• Task brief: Search the material below for the word "Medyczny". Copy every line that has it.

• Supplied records:
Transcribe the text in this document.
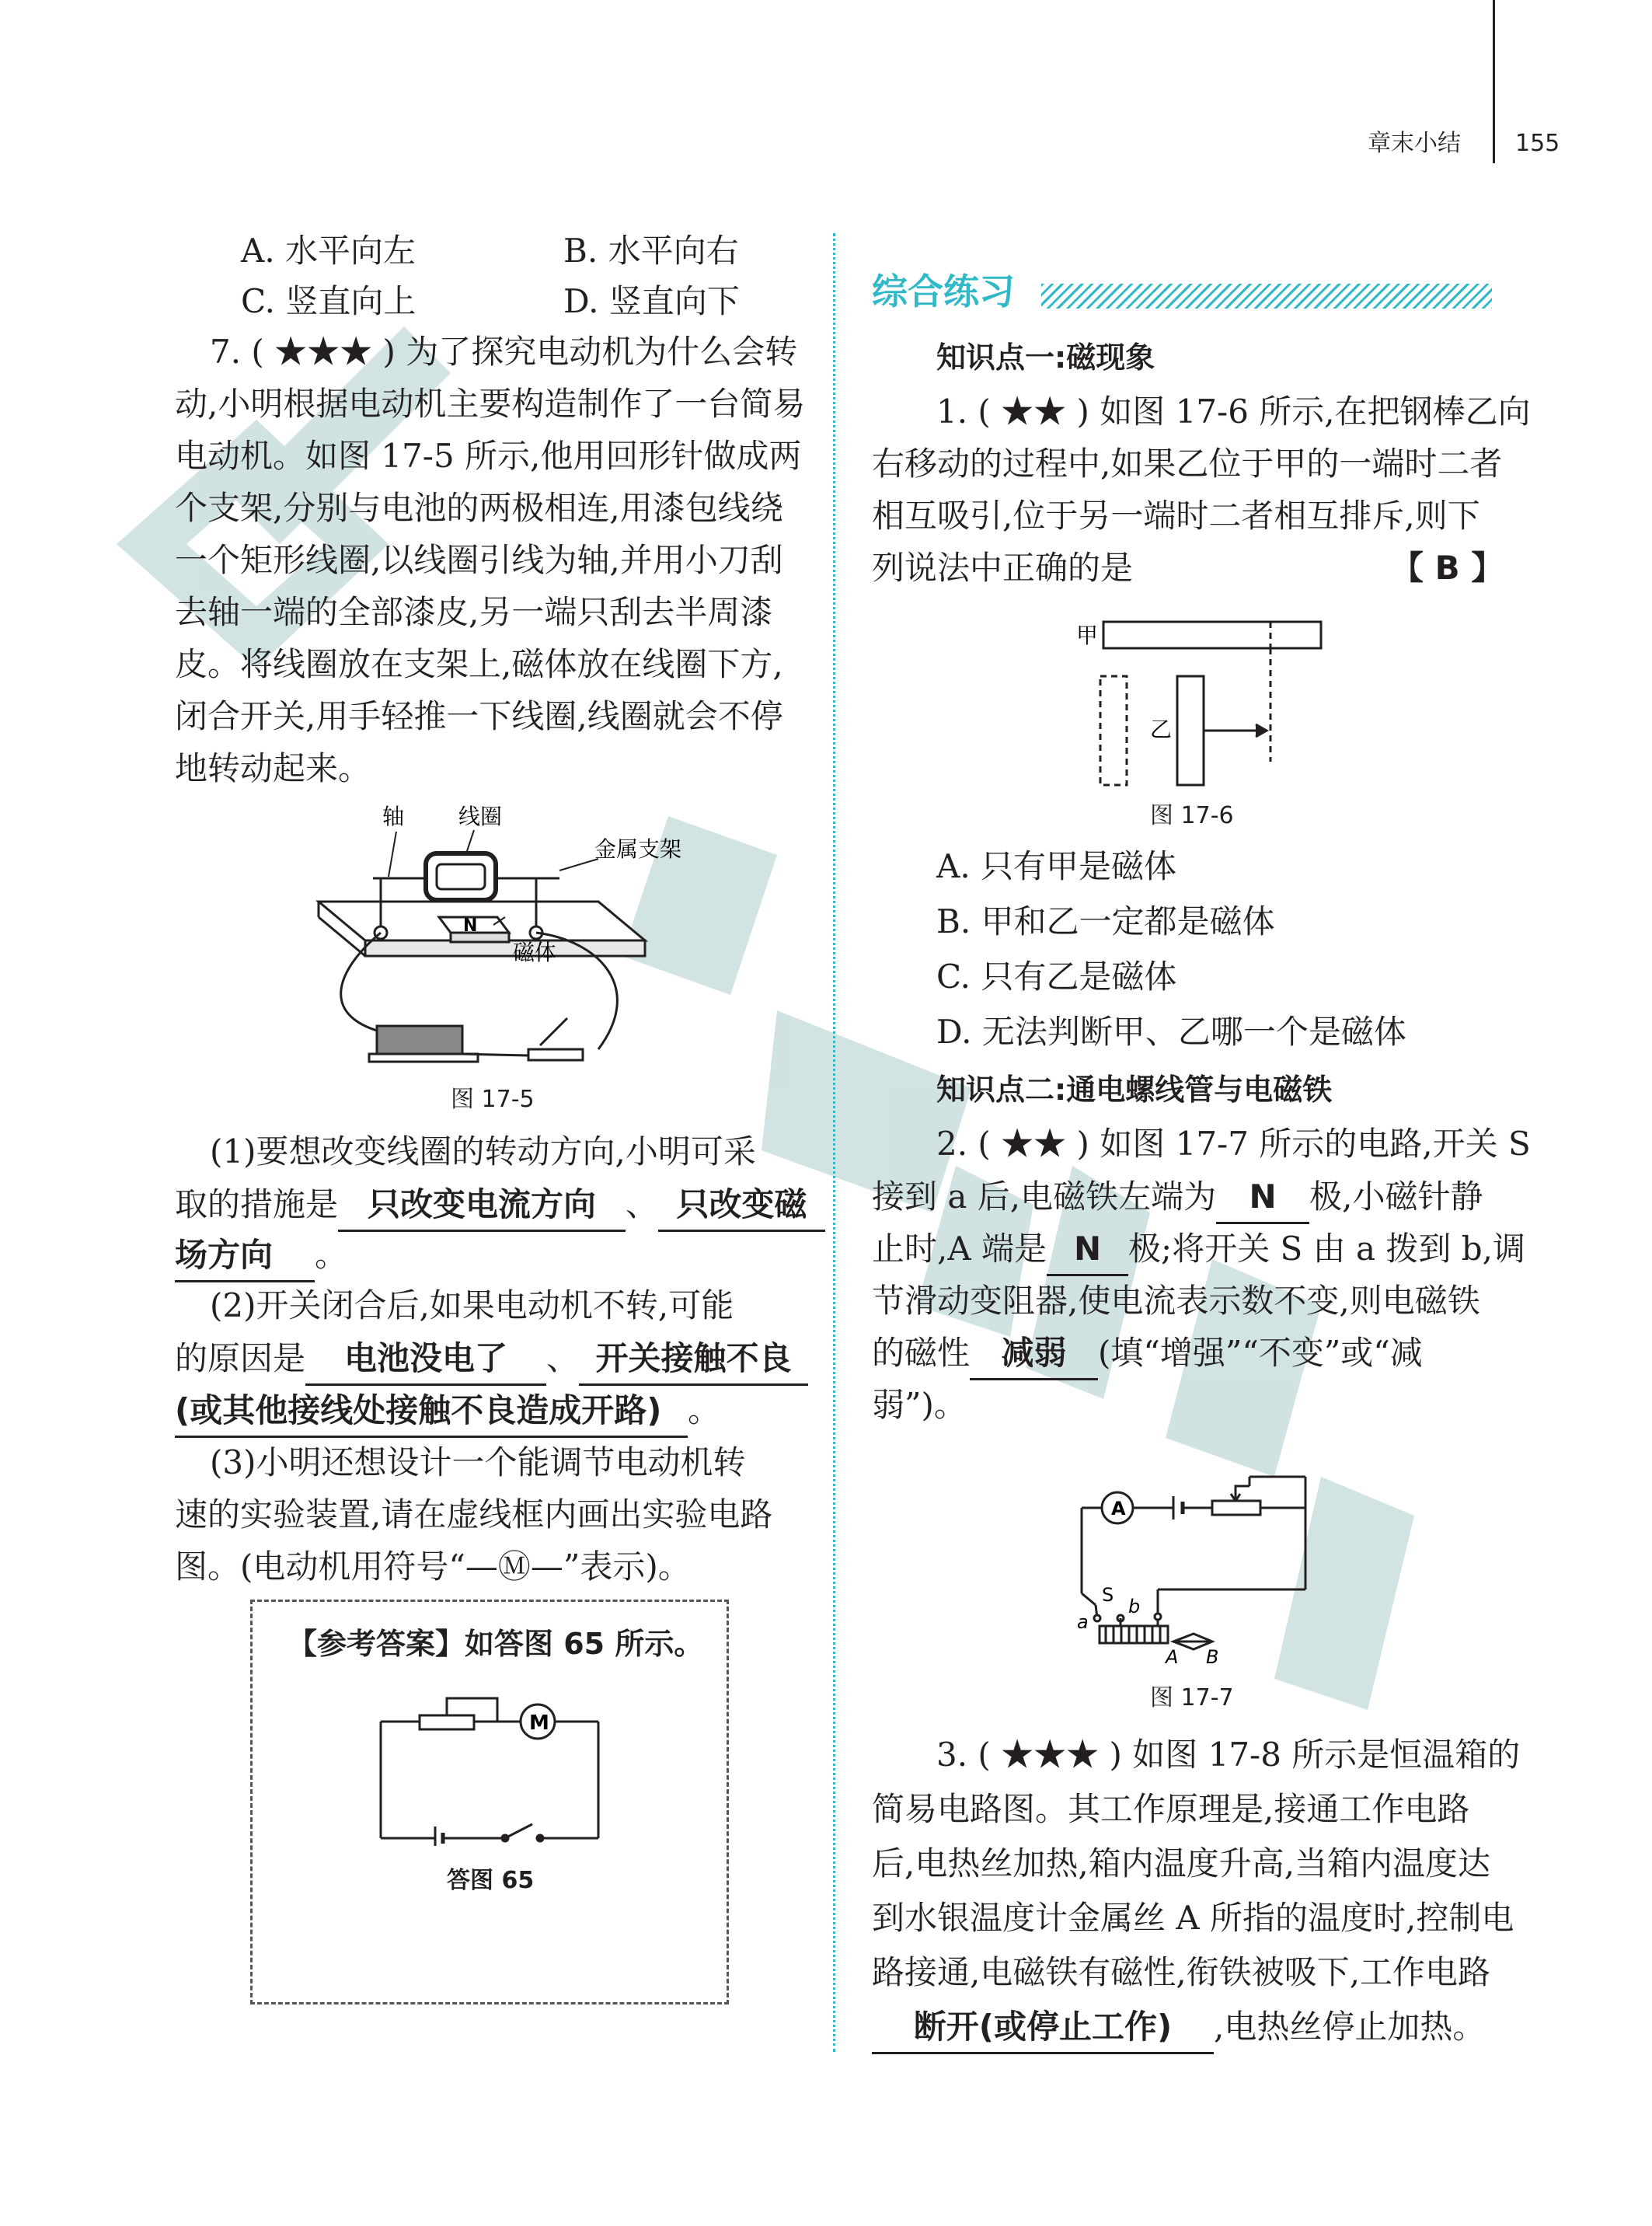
章末小结 155
A. 水平向左	B. 水平向右
C. 竖直向上	D. 竖直向下
7. ( ★★★ ) 为了探究电动机为什么会转
动,小明根据电动机主要构造制作了一台简易
电动机。如图 17-5 所示,他用回形针做成两
个支架,分别与电池的两极相连,用漆包线绕
一个矩形线圈,以线圈引线为轴,并用小刀刮
去轴一端的全部漆皮,另一端只刮去半周漆
皮。将线圈放在支架上,磁体放在线圈下方,
闭合开关,用手轻推一下线圈,线圈就会不停
地转动起来。
轴 线圈
金属支架
磁体
N
图 17-5
(1)要想改变线圈的转动方向,小明可采
取的措施是 只改变电流方向 、 只改变磁
场方向 。
(2)开关闭合后,如果电动机不转,可能
的原因是 电池没电了 、 开关接触不良
(或其他接线处接触不良造成开路) 。
(3)小明还想设计一个能调节电动机转
速的实验装置,请在虚线框内画出实验电路
图。(电动机用符号“—Ⓜ—”表示)。
【参考答案】如答图 65 所示。
M
答图 65
综合练习
知识点一:磁现象
1. ( ★★ ) 如图 17-6 所示,在把钢棒乙向
右移动的过程中,如果乙位于甲的一端时二者
相互吸引,位于另一端时二者相互排斥,则下
列说法中正确的是	【 B 】
甲
乙
图 17-6
A. 只有甲是磁体
B. 甲和乙一定都是磁体
C. 只有乙是磁体
D. 无法判断甲、乙哪一个是磁体
知识点二:通电螺线管与电磁铁
2. ( ★★ ) 如图 17-7 所示的电路,开关 S
接到 a 后,电磁铁左端为 N 极,小磁针静
止时,A 端是 N 极;将开关 S 由 a 拨到 b,调
节滑动变阻器,使电流表示数不变,则电磁铁
的磁性 减弱 (填“增强”“不变”或“减
弱”)。
A
S
a
b
A B
图 17-7
3. ( ★★★ ) 如图 17-8 所示是恒温箱的
简易电路图。其工作原理是,接通工作电路
后,电热丝加热,箱内温度升高,当箱内温度达
到水银温度计金属丝 A 所指的温度时,控制电
路接通,电磁铁有磁性,衔铁被吸下,工作电路
断开(或停止工作) ,电热丝停止加热。
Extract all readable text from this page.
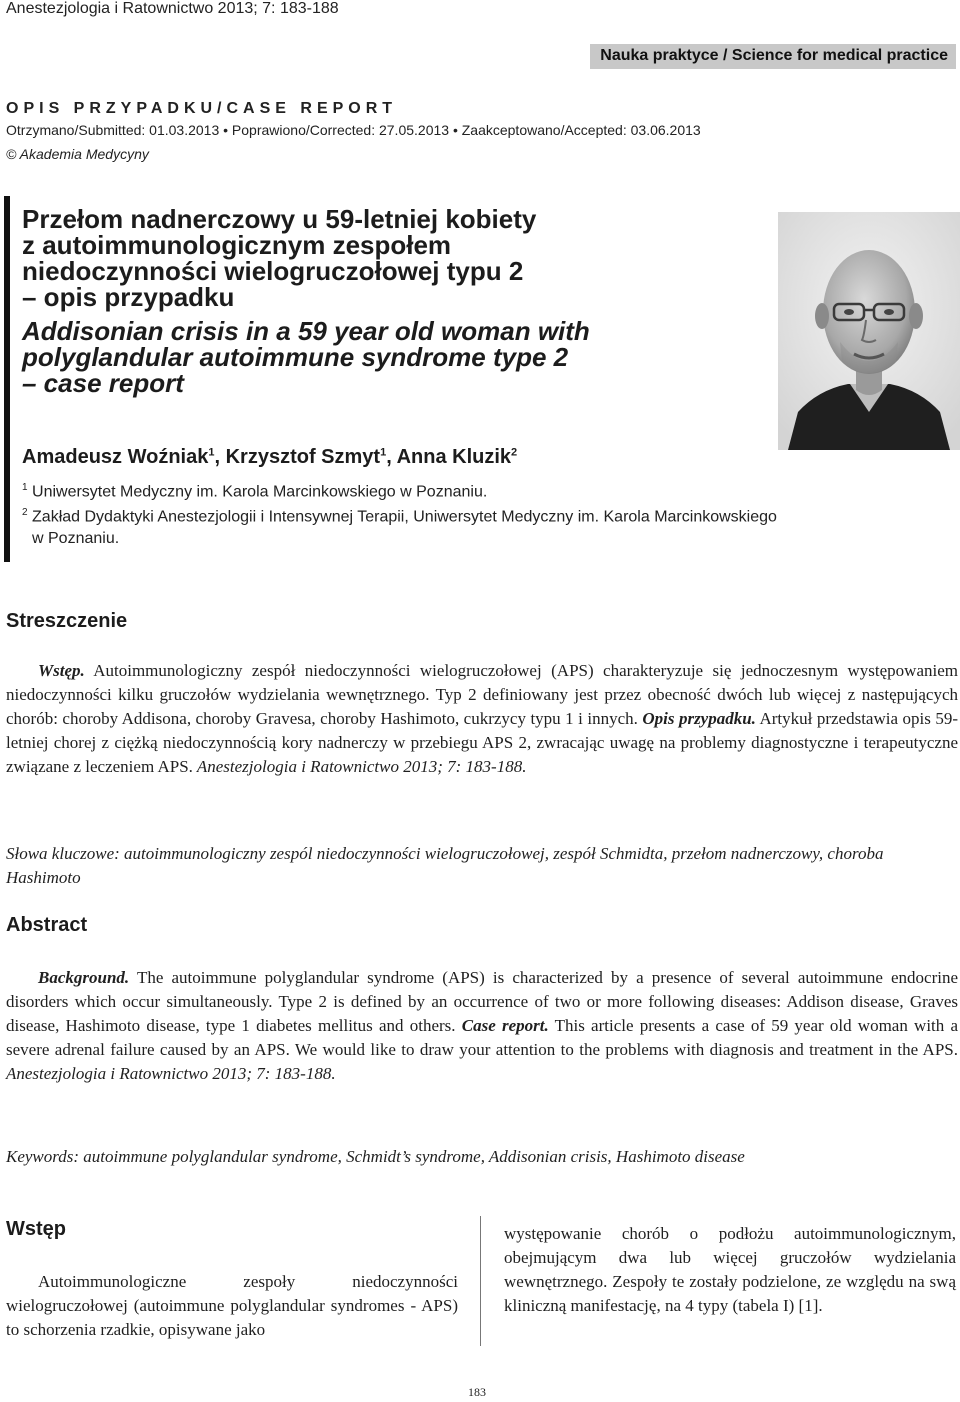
Anestezjologia i Ratownictwo 2013; 7: 183-188
Nauka praktyce / Science for medical practice
OPIS PRZYPADKU/CASE REPORT
Otrzymano/Submitted: 01.03.2013 • Poprawiono/Corrected: 27.05.2013 • Zaakceptowano/Accepted: 03.06.2013
© Akademia Medycyny
Przełom nadnerczowy u 59-letniej kobiety
z autoimmunologicznym zespołem
niedoczynności wielogruczołowej typu 2
– opis przypadku
Addisonian crisis in a 59 year old woman with
polyglandular autoimmune syndrome type 2
– case report
Amadeusz Woźniak$^1$, Krzysztof Szmyt$^1$, Anna Kluzik$^2$
$^1$ Uniwersytet Medyczny im. Karola Marcinkowskiego w Poznaniu.
$^2$ Zakład Dydaktyki Anestezjologii i Intensywnej Terapii, Uniwersytet Medyczny im. Karola Marcinkowskiego
w Poznaniu.
Streszczenie
Wstęp. Autoimmunologiczny zespół niedoczynności wielogruczołowej (APS) charakteryzuje się jednoczesnym występowaniem niedoczynności kilku gruczołów wydzielania wewnętrznego. Typ 2 definiowany jest przez obecność dwóch lub więcej z następujących chorób: choroby Addisona, choroby Gravesa, choroby Hashimoto, cukrzycy typu 1 i innych. Opis przypadku. Artykuł przedstawia opis 59-letniej chorej z ciężką niedoczynnością kory nadnerczy w przebiegu APS 2, zwracając uwagę na problemy diagnostyczne i terapeutyczne związane z leczeniem APS. Anestezjologia i Ratownictwo 2013; 7: 183-188.
Słowa kluczowe: autoimmunologiczny zespól niedoczynności wielogruczołowej, zespół Schmidta, przełom nadnerczowy, choroba Hashimoto
Abstract
Background. The autoimmune polyglandular syndrome (APS) is characterized by a presence of several autoimmune endocrine disorders which occur simultaneously. Type 2 is defined by an occurrence of two or more following diseases: Addison disease, Graves disease, Hashimoto disease, type 1 diabetes mellitus and others. Case report. This article presents a case of 59 year old woman with a severe adrenal failure caused by an APS. We would like to draw your attention to the problems with diagnosis and treatment in the APS. Anestezjologia i Ratownictwo 2013; 7: 183-188.
Keywords: autoimmune polyglandular syndrome, Schmidt’s syndrome, Addisonian crisis, Hashimoto disease
Wstęp
Autoimmunologiczne zespoły niedoczynności wielogruczołowej (autoimmune polyglandular syndromes - APS) to schorzenia rzadkie, opisywane jako
występowanie chorób o podłożu autoimmunologicznym, obejmującym dwa lub więcej gruczołów wydzielania wewnętrznego. Zespoły te zostały podzielone, ze względu na swą kliniczną manifestację, na 4 typy (tabela I) [1].
183
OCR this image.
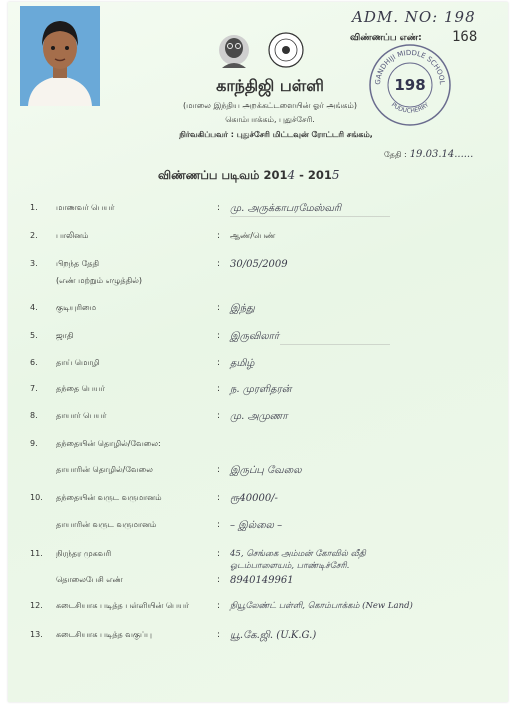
ADM. NO: 198
விண்ணப்ப எண்: 168
காந்திஜி பள்ளி
(மாலை இந்திய அறக்கட்டளையின் ஓர் அங்கம்)
கொம்பாக்கம், புதுச்சேரி.
நிர்வகிப்பவர் : புதுச்சேரி மிட்டவுன் ரோட்டரி சங்கம்,
GANDHIJI MIDDLE SCHOOL
PUDUCHERRY
198
தேதி : 19.03.14......
விண்ணப்ப படிவம் 2014 - 2015
1. மாணவர் பெயர்	: மு. அருக்காபரமேஸ்வரி
2. பாலினம்	: ஆண்/பெண்
3. பிறந்த தேதி
(எண் மற்றும் எழுத்தில்)
: 30/05/2009
4. குடியுரிமை	: இந்து
5. ஜாதி	: இருவிலார்
6. தாய் மொழி	: தமிழ்
7. தந்தை பெயர்	: ந. முரளிதரன்
8. தாயார் பெயர்	: மு. அமுணா
9. தந்தையின் தொழில்/வேலை:
தாயாரின் தொழில்/வேலை	: இருப்பு வேலை
10. தந்தையின் வருட வருமானம்	: ரூ40000/-
தாயாரின் வருட வருமானம்	: – இல்லை –
11. நிரந்தர முகவரி	: 45, செங்கை அம்மன் கோவில் வீதி
ஓடம்பாளையம், பாண்டிச்சேரி.
தொலைபேசி எண்	: 8940149961
12. கடைசியாக படித்த பள்ளியின் பெயர்	: நியூலேண்ட் பள்ளி, கொம்பாக்கம் (New Land)
13. கடைசியாக படித்த வகுப்பு	: யூ.கே.ஜி. (U.K.G.)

• Result of the exercise:
$^1$ Uniwersytet Medyczny im. Karola Marcinkowskiego w Poznaniu.
$^2$ Zakład Dydaktyki Anestezjologii i Intensywnej Terapii, Uniwersytet Medyczny im. Karola Marcinkowskiego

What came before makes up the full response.